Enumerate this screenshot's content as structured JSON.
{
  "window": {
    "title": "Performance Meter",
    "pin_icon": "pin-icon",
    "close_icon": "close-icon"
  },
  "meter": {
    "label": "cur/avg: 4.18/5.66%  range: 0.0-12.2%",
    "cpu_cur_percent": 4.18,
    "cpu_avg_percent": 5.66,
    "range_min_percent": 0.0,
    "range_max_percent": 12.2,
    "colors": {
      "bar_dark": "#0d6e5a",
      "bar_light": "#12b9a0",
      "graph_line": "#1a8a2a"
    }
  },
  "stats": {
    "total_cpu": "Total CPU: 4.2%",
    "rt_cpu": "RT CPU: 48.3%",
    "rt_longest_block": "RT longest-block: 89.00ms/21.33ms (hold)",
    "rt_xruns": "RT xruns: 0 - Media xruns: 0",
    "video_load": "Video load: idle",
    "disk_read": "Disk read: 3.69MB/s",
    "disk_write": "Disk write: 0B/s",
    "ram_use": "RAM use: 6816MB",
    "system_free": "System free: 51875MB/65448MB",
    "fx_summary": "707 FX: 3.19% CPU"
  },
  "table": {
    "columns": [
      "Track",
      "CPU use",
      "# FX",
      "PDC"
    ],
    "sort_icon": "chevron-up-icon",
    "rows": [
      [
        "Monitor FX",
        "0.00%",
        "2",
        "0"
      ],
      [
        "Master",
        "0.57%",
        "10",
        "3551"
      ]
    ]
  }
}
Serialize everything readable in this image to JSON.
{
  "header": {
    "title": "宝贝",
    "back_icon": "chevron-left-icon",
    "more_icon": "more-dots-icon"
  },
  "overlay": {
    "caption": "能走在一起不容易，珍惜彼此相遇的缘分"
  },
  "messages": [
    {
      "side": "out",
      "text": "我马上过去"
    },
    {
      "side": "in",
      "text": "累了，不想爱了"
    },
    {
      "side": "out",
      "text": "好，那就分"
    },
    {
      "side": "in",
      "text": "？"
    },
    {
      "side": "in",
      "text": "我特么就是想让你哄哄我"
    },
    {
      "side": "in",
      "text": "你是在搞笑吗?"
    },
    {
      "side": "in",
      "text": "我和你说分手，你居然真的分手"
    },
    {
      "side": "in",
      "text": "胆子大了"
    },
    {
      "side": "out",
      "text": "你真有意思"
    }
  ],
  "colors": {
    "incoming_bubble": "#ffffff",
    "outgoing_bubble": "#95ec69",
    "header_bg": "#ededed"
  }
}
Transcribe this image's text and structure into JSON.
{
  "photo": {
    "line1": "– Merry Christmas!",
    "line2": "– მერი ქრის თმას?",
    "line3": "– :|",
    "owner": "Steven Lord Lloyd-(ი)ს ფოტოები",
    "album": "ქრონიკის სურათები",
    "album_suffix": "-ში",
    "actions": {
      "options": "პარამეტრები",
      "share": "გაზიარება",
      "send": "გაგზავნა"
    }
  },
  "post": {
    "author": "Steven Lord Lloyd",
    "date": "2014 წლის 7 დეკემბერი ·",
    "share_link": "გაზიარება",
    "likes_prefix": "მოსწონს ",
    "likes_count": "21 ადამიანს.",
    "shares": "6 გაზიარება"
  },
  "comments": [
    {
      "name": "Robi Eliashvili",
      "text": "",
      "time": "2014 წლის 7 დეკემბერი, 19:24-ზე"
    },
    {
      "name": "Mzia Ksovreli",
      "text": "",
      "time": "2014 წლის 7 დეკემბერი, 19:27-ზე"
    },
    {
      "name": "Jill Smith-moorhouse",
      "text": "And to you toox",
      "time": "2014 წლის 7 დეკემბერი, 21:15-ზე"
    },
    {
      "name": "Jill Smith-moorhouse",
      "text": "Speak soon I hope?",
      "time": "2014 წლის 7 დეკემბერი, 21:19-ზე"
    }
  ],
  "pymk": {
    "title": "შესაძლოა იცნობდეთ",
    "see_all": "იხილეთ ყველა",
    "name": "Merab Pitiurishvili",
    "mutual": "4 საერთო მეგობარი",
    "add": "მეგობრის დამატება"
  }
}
____
▶ What needs to be done
Write the complete data out, exactly as above.

▶ Exercise solution
Enumerate this screenshot's content as structured JSON.
{
  "window": {
    "title": "Performance Meter",
    "pin_icon": "pin-icon",
    "close_icon": "close-icon"
  },
  "meter": {
    "label": "cur/avg: 4.18/5.66%  range: 0.0-12.2%",
    "cpu_cur_percent": 4.18,
    "cpu_avg_percent": 5.66,
    "range_min_percent": 0.0,
    "range_max_percent": 12.2,
    "colors": {
      "bar_dark": "#0d6e5a",
      "bar_light": "#12b9a0",
      "graph_line": "#1a8a2a"
    }
  },
  "stats": {
    "total_cpu": "Total CPU: 4.2%",
    "rt_cpu": "RT CPU: 48.3%",
    "rt_longest_block": "RT longest-block: 89.00ms/21.33ms (hold)",
    "rt_xruns": "RT xruns: 0 - Media xruns: 0",
    "video_load": "Video load: idle",
    "disk_read": "Disk read: 3.69MB/s",
    "disk_write": "Disk write: 0B/s",
    "ram_use": "RAM use: 6816MB",
    "system_free": "System free: 51875MB/65448MB",
    "fx_summary": "707 FX: 3.19% CPU"
  },
  "table": {
    "columns": [
      "Track",
      "CPU use",
      "# FX",
      "PDC"
    ],
    "sort_icon": "chevron-up-icon",
    "rows": [
      [
        "Monitor FX",
        "0.00%",
        "2",
        "0"
      ],
      [
        "Master",
        "0.57%",
        "10",
        "3551"
      ]
    ]
  }
}
Serialize everything readable in this image to JSON.
{
  "header": {
    "title": "宝贝",
    "back_icon": "chevron-left-icon",
    "more_icon": "more-dots-icon"
  },
  "overlay": {
    "caption": "能走在一起不容易，珍惜彼此相遇的缘分"
  },
  "messages": [
    {
      "side": "out",
      "text": "我马上过去"
    },
    {
      "side": "in",
      "text": "累了，不想爱了"
    },
    {
      "side": "out",
      "text": "好，那就分"
    },
    {
      "side": "in",
      "text": "？"
    },
    {
      "side": "in",
      "text": "我特么就是想让你哄哄我"
    },
    {
      "side": "in",
      "text": "你是在搞笑吗?"
    },
    {
      "side": "in",
      "text": "我和你说分手，你居然真的分手"
    },
    {
      "side": "in",
      "text": "胆子大了"
    },
    {
      "side": "out",
      "text": "你真有意思"
    }
  ],
  "colors": {
    "incoming_bubble": "#ffffff",
    "outgoing_bubble": "#95ec69",
    "header_bg": "#ededed"
  }
}
Transcribe this image's text and structure into JSON.
{
  "photo": {
    "line1": "– Merry Christmas!",
    "line2": "– მერი ქრის თმას?",
    "line3": "– :|",
    "owner": "Steven Lord Lloyd-(ი)ს ფოტოები",
    "album": "ქრონიკის სურათები",
    "album_suffix": "-ში",
    "actions": {
      "options": "პარამეტრები",
      "share": "გაზიარება",
      "send": "გაგზავნა"
    }
  },
  "post": {
    "author": "Steven Lord Lloyd",
    "date": "2014 წლის 7 დეკემბერი ·",
    "share_link": "გაზიარება",
    "likes_prefix": "მოსწონს ",
    "likes_count": "21 ადამიანს.",
    "shares": "6 გაზიარება"
  },
  "comments": [
    {
      "name": "Robi Eliashvili",
      "text": "",
      "time": "2014 წლის 7 დეკემბერი, 19:24-ზე"
    },
    {
      "name": "Mzia Ksovreli",
      "text": "",
      "time": "2014 წლის 7 დეკემბერი, 19:27-ზე"
    },
    {
      "name": "Jill Smith-moorhouse",
      "text": "And to you toox",
      "time": "2014 წლის 7 დეკემბერი, 21:15-ზე"
    },
    {
      "name": "Jill Smith-moorhouse",
      "text": "Speak soon I hope?",
      "time": "2014 წლის 7 დეკემბერი, 21:19-ზე"
    }
  ],
  "pymk": {
    "title": "შესაძლოა იცნობდეთ",
    "see_all": "იხილეთ ყველა",
    "name": "Merab Pitiurishvili",
    "mutual": "4 საერთო მეგობარი",
    "add": "მეგობრის დამატება"
  }
}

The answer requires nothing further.